#### Short task
Omit every picture and write out the rest of the records exactly.

#### Input for this task
* * * * *

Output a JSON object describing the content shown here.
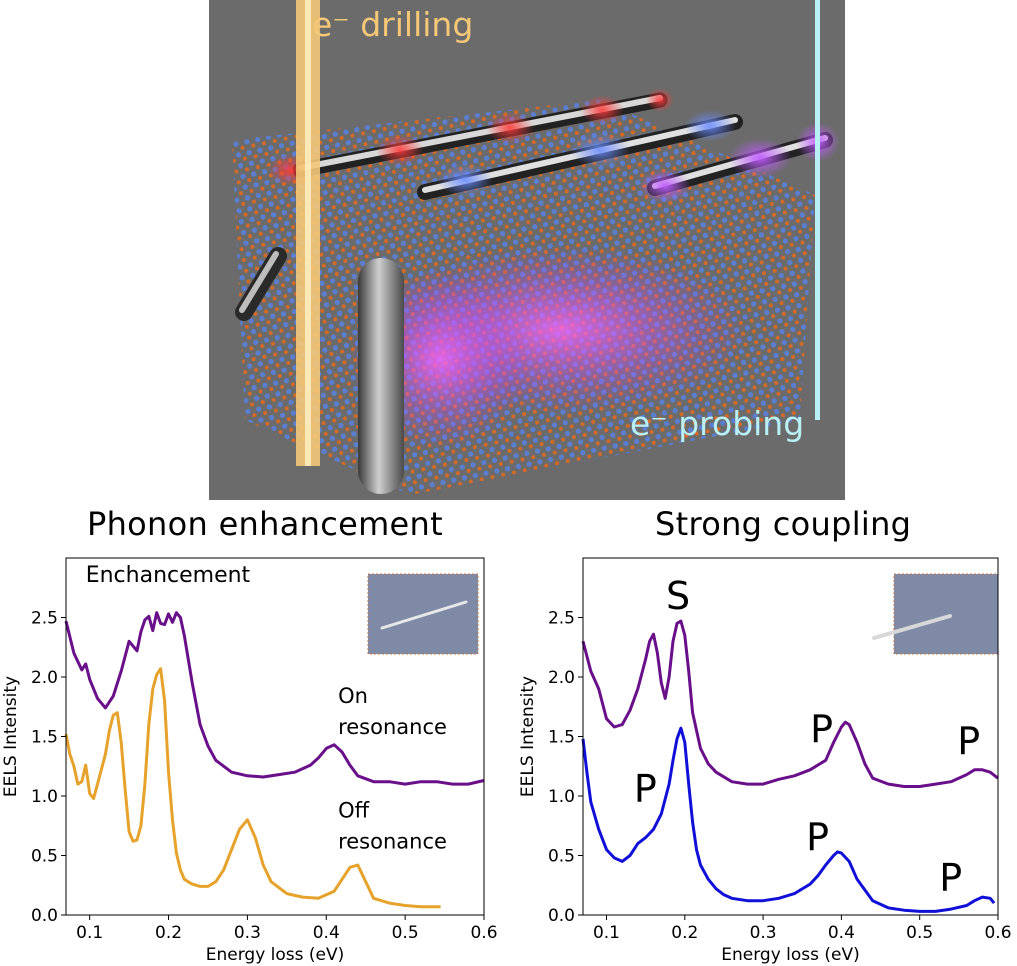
{
  "illustration": {
    "drilling_label": "e⁻ drilling",
    "probing_label": "e⁻ probing",
    "background": "#6b6b6b",
    "drilling_color": "#f5c878",
    "probing_color": "#b8f0f5"
  },
  "titles": {
    "left": "Phonon enhancement",
    "right": "Strong coupling"
  },
  "chart_data": [
    {
      "type": "line",
      "xlabel": "Energy loss (eV)",
      "ylabel": "EELS Intensity",
      "xlim": [
        0.07,
        0.6
      ],
      "ylim": [
        0,
        3.0
      ],
      "xticks": [
        0.1,
        0.2,
        0.3,
        0.4,
        0.5,
        0.6
      ],
      "yticks": [
        0.0,
        0.5,
        1.0,
        1.5,
        2.0,
        2.5
      ],
      "grid": false,
      "annotations": [
        {
          "text": "Enchancement",
          "x": 0.095,
          "y": 2.8
        },
        {
          "text": "On",
          "x": 0.415,
          "y": 1.78
        },
        {
          "text": "resonance",
          "x": 0.415,
          "y": 1.52
        },
        {
          "text": "Off",
          "x": 0.415,
          "y": 0.82
        },
        {
          "text": "resonance",
          "x": 0.415,
          "y": 0.56
        }
      ],
      "series": [
        {
          "color": "#6a0f8a",
          "x": [
            0.07,
            0.08,
            0.09,
            0.095,
            0.1,
            0.11,
            0.12,
            0.13,
            0.14,
            0.15,
            0.16,
            0.165,
            0.17,
            0.175,
            0.18,
            0.185,
            0.19,
            0.195,
            0.2,
            0.205,
            0.21,
            0.215,
            0.22,
            0.23,
            0.24,
            0.25,
            0.26,
            0.28,
            0.3,
            0.32,
            0.34,
            0.36,
            0.38,
            0.39,
            0.4,
            0.41,
            0.42,
            0.43,
            0.44,
            0.46,
            0.48,
            0.5,
            0.52,
            0.54,
            0.56,
            0.58,
            0.6
          ],
          "y": [
            2.47,
            2.2,
            2.06,
            2.11,
            1.98,
            1.82,
            1.74,
            1.84,
            2.05,
            2.3,
            2.22,
            2.38,
            2.48,
            2.51,
            2.39,
            2.54,
            2.45,
            2.44,
            2.53,
            2.46,
            2.54,
            2.5,
            2.35,
            1.95,
            1.6,
            1.42,
            1.3,
            1.2,
            1.17,
            1.16,
            1.18,
            1.2,
            1.26,
            1.32,
            1.4,
            1.43,
            1.37,
            1.26,
            1.17,
            1.12,
            1.12,
            1.1,
            1.12,
            1.12,
            1.1,
            1.1,
            1.13
          ]
        },
        {
          "color": "#e6a22a",
          "x": [
            0.07,
            0.075,
            0.08,
            0.085,
            0.09,
            0.095,
            0.1,
            0.105,
            0.11,
            0.12,
            0.125,
            0.13,
            0.135,
            0.14,
            0.145,
            0.15,
            0.155,
            0.16,
            0.165,
            0.17,
            0.175,
            0.18,
            0.185,
            0.19,
            0.195,
            0.2,
            0.205,
            0.21,
            0.215,
            0.22,
            0.23,
            0.24,
            0.25,
            0.26,
            0.27,
            0.28,
            0.29,
            0.3,
            0.31,
            0.32,
            0.33,
            0.35,
            0.37,
            0.39,
            0.41,
            0.42,
            0.43,
            0.44,
            0.45,
            0.46,
            0.48,
            0.5,
            0.52,
            0.545
          ],
          "y": [
            1.52,
            1.35,
            1.25,
            1.1,
            1.12,
            1.26,
            1.02,
            0.98,
            1.1,
            1.35,
            1.55,
            1.68,
            1.7,
            1.45,
            1.05,
            0.7,
            0.62,
            0.63,
            0.75,
            1.1,
            1.6,
            1.9,
            2.02,
            2.07,
            1.8,
            1.2,
            0.8,
            0.52,
            0.38,
            0.3,
            0.26,
            0.24,
            0.24,
            0.28,
            0.38,
            0.55,
            0.72,
            0.8,
            0.65,
            0.42,
            0.28,
            0.18,
            0.15,
            0.14,
            0.2,
            0.3,
            0.4,
            0.42,
            0.28,
            0.14,
            0.1,
            0.08,
            0.07,
            0.07
          ]
        }
      ]
    },
    {
      "type": "line",
      "xlabel": "Energy loss (eV)",
      "ylabel": "EELS Intensity",
      "xlim": [
        0.07,
        0.6
      ],
      "ylim": [
        0,
        3.0
      ],
      "xticks": [
        0.1,
        0.2,
        0.3,
        0.4,
        0.5,
        0.6
      ],
      "yticks": [
        0.0,
        0.5,
        1.0,
        1.5,
        2.0,
        2.5
      ],
      "grid": false,
      "annotations": [
        {
          "text": "S",
          "x": 0.176,
          "y": 2.57
        },
        {
          "text": "P",
          "x": 0.135,
          "y": 0.95
        },
        {
          "text": "P",
          "x": 0.36,
          "y": 1.45
        },
        {
          "text": "P",
          "x": 0.355,
          "y": 0.54
        },
        {
          "text": "P",
          "x": 0.548,
          "y": 1.35
        },
        {
          "text": "P",
          "x": 0.525,
          "y": 0.2
        }
      ],
      "series": [
        {
          "color": "#6a0f8a",
          "x": [
            0.07,
            0.08,
            0.09,
            0.1,
            0.11,
            0.12,
            0.13,
            0.14,
            0.15,
            0.155,
            0.16,
            0.165,
            0.17,
            0.175,
            0.18,
            0.185,
            0.19,
            0.195,
            0.2,
            0.205,
            0.21,
            0.22,
            0.23,
            0.24,
            0.26,
            0.28,
            0.3,
            0.32,
            0.34,
            0.36,
            0.38,
            0.39,
            0.4,
            0.405,
            0.41,
            0.42,
            0.43,
            0.44,
            0.46,
            0.48,
            0.5,
            0.52,
            0.54,
            0.56,
            0.57,
            0.58,
            0.59,
            0.6
          ],
          "y": [
            2.3,
            2.05,
            1.9,
            1.65,
            1.58,
            1.6,
            1.72,
            1.9,
            2.15,
            2.3,
            2.36,
            2.2,
            1.95,
            1.82,
            2.0,
            2.3,
            2.45,
            2.47,
            2.35,
            2.05,
            1.7,
            1.4,
            1.27,
            1.2,
            1.12,
            1.1,
            1.1,
            1.14,
            1.17,
            1.22,
            1.3,
            1.45,
            1.58,
            1.62,
            1.6,
            1.45,
            1.27,
            1.15,
            1.1,
            1.08,
            1.08,
            1.1,
            1.12,
            1.18,
            1.22,
            1.22,
            1.2,
            1.15
          ]
        },
        {
          "color": "#1010d8",
          "x": [
            0.07,
            0.075,
            0.08,
            0.09,
            0.1,
            0.11,
            0.12,
            0.13,
            0.14,
            0.15,
            0.16,
            0.17,
            0.18,
            0.185,
            0.19,
            0.195,
            0.2,
            0.205,
            0.21,
            0.215,
            0.22,
            0.23,
            0.24,
            0.25,
            0.26,
            0.28,
            0.3,
            0.32,
            0.34,
            0.36,
            0.37,
            0.38,
            0.39,
            0.395,
            0.4,
            0.41,
            0.42,
            0.44,
            0.46,
            0.48,
            0.5,
            0.52,
            0.54,
            0.56,
            0.57,
            0.58,
            0.59,
            0.595
          ],
          "y": [
            1.48,
            1.2,
            0.95,
            0.72,
            0.55,
            0.48,
            0.45,
            0.5,
            0.6,
            0.65,
            0.72,
            0.85,
            1.1,
            1.3,
            1.48,
            1.57,
            1.45,
            1.1,
            0.78,
            0.55,
            0.42,
            0.3,
            0.22,
            0.17,
            0.14,
            0.12,
            0.12,
            0.14,
            0.18,
            0.26,
            0.33,
            0.42,
            0.5,
            0.53,
            0.52,
            0.45,
            0.3,
            0.12,
            0.06,
            0.04,
            0.03,
            0.03,
            0.05,
            0.08,
            0.12,
            0.15,
            0.14,
            0.1
          ]
        }
      ]
    }
  ]
}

* * * * *

#### Exercise answer
Output a JSON object describing the content shown here.
{
  "illustration": {
    "drilling_label": "e⁻ drilling",
    "probing_label": "e⁻ probing",
    "background": "#6b6b6b",
    "drilling_color": "#f5c878",
    "probing_color": "#b8f0f5"
  },
  "titles": {
    "left": "Phonon enhancement",
    "right": "Strong coupling"
  },
  "chart_data": [
    {
      "type": "line",
      "xlabel": "Energy loss (eV)",
      "ylabel": "EELS Intensity",
      "xlim": [
        0.07,
        0.6
      ],
      "ylim": [
        0,
        3.0
      ],
      "xticks": [
        0.1,
        0.2,
        0.3,
        0.4,
        0.5,
        0.6
      ],
      "yticks": [
        0.0,
        0.5,
        1.0,
        1.5,
        2.0,
        2.5
      ],
      "grid": false,
      "annotations": [
        {
          "text": "Enchancement",
          "x": 0.095,
          "y": 2.8
        },
        {
          "text": "On",
          "x": 0.415,
          "y": 1.78
        },
        {
          "text": "resonance",
          "x": 0.415,
          "y": 1.52
        },
        {
          "text": "Off",
          "x": 0.415,
          "y": 0.82
        },
        {
          "text": "resonance",
          "x": 0.415,
          "y": 0.56
        }
      ],
      "series": [
        {
          "color": "#6a0f8a",
          "x": [
            0.07,
            0.08,
            0.09,
            0.095,
            0.1,
            0.11,
            0.12,
            0.13,
            0.14,
            0.15,
            0.16,
            0.165,
            0.17,
            0.175,
            0.18,
            0.185,
            0.19,
            0.195,
            0.2,
            0.205,
            0.21,
            0.215,
            0.22,
            0.23,
            0.24,
            0.25,
            0.26,
            0.28,
            0.3,
            0.32,
            0.34,
            0.36,
            0.38,
            0.39,
            0.4,
            0.41,
            0.42,
            0.43,
            0.44,
            0.46,
            0.48,
            0.5,
            0.52,
            0.54,
            0.56,
            0.58,
            0.6
          ],
          "y": [
            2.47,
            2.2,
            2.06,
            2.11,
            1.98,
            1.82,
            1.74,
            1.84,
            2.05,
            2.3,
            2.22,
            2.38,
            2.48,
            2.51,
            2.39,
            2.54,
            2.45,
            2.44,
            2.53,
            2.46,
            2.54,
            2.5,
            2.35,
            1.95,
            1.6,
            1.42,
            1.3,
            1.2,
            1.17,
            1.16,
            1.18,
            1.2,
            1.26,
            1.32,
            1.4,
            1.43,
            1.37,
            1.26,
            1.17,
            1.12,
            1.12,
            1.1,
            1.12,
            1.12,
            1.1,
            1.1,
            1.13
          ]
        },
        {
          "color": "#e6a22a",
          "x": [
            0.07,
            0.075,
            0.08,
            0.085,
            0.09,
            0.095,
            0.1,
            0.105,
            0.11,
            0.12,
            0.125,
            0.13,
            0.135,
            0.14,
            0.145,
            0.15,
            0.155,
            0.16,
            0.165,
            0.17,
            0.175,
            0.18,
            0.185,
            0.19,
            0.195,
            0.2,
            0.205,
            0.21,
            0.215,
            0.22,
            0.23,
            0.24,
            0.25,
            0.26,
            0.27,
            0.28,
            0.29,
            0.3,
            0.31,
            0.32,
            0.33,
            0.35,
            0.37,
            0.39,
            0.41,
            0.42,
            0.43,
            0.44,
            0.45,
            0.46,
            0.48,
            0.5,
            0.52,
            0.545
          ],
          "y": [
            1.52,
            1.35,
            1.25,
            1.1,
            1.12,
            1.26,
            1.02,
            0.98,
            1.1,
            1.35,
            1.55,
            1.68,
            1.7,
            1.45,
            1.05,
            0.7,
            0.62,
            0.63,
            0.75,
            1.1,
            1.6,
            1.9,
            2.02,
            2.07,
            1.8,
            1.2,
            0.8,
            0.52,
            0.38,
            0.3,
            0.26,
            0.24,
            0.24,
            0.28,
            0.38,
            0.55,
            0.72,
            0.8,
            0.65,
            0.42,
            0.28,
            0.18,
            0.15,
            0.14,
            0.2,
            0.3,
            0.4,
            0.42,
            0.28,
            0.14,
            0.1,
            0.08,
            0.07,
            0.07
          ]
        }
      ]
    },
    {
      "type": "line",
      "xlabel": "Energy loss (eV)",
      "ylabel": "EELS Intensity",
      "xlim": [
        0.07,
        0.6
      ],
      "ylim": [
        0,
        3.0
      ],
      "xticks": [
        0.1,
        0.2,
        0.3,
        0.4,
        0.5,
        0.6
      ],
      "yticks": [
        0.0,
        0.5,
        1.0,
        1.5,
        2.0,
        2.5
      ],
      "grid": false,
      "annotations": [
        {
          "text": "S",
          "x": 0.176,
          "y": 2.57
        },
        {
          "text": "P",
          "x": 0.135,
          "y": 0.95
        },
        {
          "text": "P",
          "x": 0.36,
          "y": 1.45
        },
        {
          "text": "P",
          "x": 0.355,
          "y": 0.54
        },
        {
          "text": "P",
          "x": 0.548,
          "y": 1.35
        },
        {
          "text": "P",
          "x": 0.525,
          "y": 0.2
        }
      ],
      "series": [
        {
          "color": "#6a0f8a",
          "x": [
            0.07,
            0.08,
            0.09,
            0.1,
            0.11,
            0.12,
            0.13,
            0.14,
            0.15,
            0.155,
            0.16,
            0.165,
            0.17,
            0.175,
            0.18,
            0.185,
            0.19,
            0.195,
            0.2,
            0.205,
            0.21,
            0.22,
            0.23,
            0.24,
            0.26,
            0.28,
            0.3,
            0.32,
            0.34,
            0.36,
            0.38,
            0.39,
            0.4,
            0.405,
            0.41,
            0.42,
            0.43,
            0.44,
            0.46,
            0.48,
            0.5,
            0.52,
            0.54,
            0.56,
            0.57,
            0.58,
            0.59,
            0.6
          ],
          "y": [
            2.3,
            2.05,
            1.9,
            1.65,
            1.58,
            1.6,
            1.72,
            1.9,
            2.15,
            2.3,
            2.36,
            2.2,
            1.95,
            1.82,
            2.0,
            2.3,
            2.45,
            2.47,
            2.35,
            2.05,
            1.7,
            1.4,
            1.27,
            1.2,
            1.12,
            1.1,
            1.1,
            1.14,
            1.17,
            1.22,
            1.3,
            1.45,
            1.58,
            1.62,
            1.6,
            1.45,
            1.27,
            1.15,
            1.1,
            1.08,
            1.08,
            1.1,
            1.12,
            1.18,
            1.22,
            1.22,
            1.2,
            1.15
          ]
        },
        {
          "color": "#1010d8",
          "x": [
            0.07,
            0.075,
            0.08,
            0.09,
            0.1,
            0.11,
            0.12,
            0.13,
            0.14,
            0.15,
            0.16,
            0.17,
            0.18,
            0.185,
            0.19,
            0.195,
            0.2,
            0.205,
            0.21,
            0.215,
            0.22,
            0.23,
            0.24,
            0.25,
            0.26,
            0.28,
            0.3,
            0.32,
            0.34,
            0.36,
            0.37,
            0.38,
            0.39,
            0.395,
            0.4,
            0.41,
            0.42,
            0.44,
            0.46,
            0.48,
            0.5,
            0.52,
            0.54,
            0.56,
            0.57,
            0.58,
            0.59,
            0.595
          ],
          "y": [
            1.48,
            1.2,
            0.95,
            0.72,
            0.55,
            0.48,
            0.45,
            0.5,
            0.6,
            0.65,
            0.72,
            0.85,
            1.1,
            1.3,
            1.48,
            1.57,
            1.45,
            1.1,
            0.78,
            0.55,
            0.42,
            0.3,
            0.22,
            0.17,
            0.14,
            0.12,
            0.12,
            0.14,
            0.18,
            0.26,
            0.33,
            0.42,
            0.5,
            0.53,
            0.52,
            0.45,
            0.3,
            0.12,
            0.06,
            0.04,
            0.03,
            0.03,
            0.05,
            0.08,
            0.12,
            0.15,
            0.14,
            0.1
          ]
        }
      ]
    }
  ]
}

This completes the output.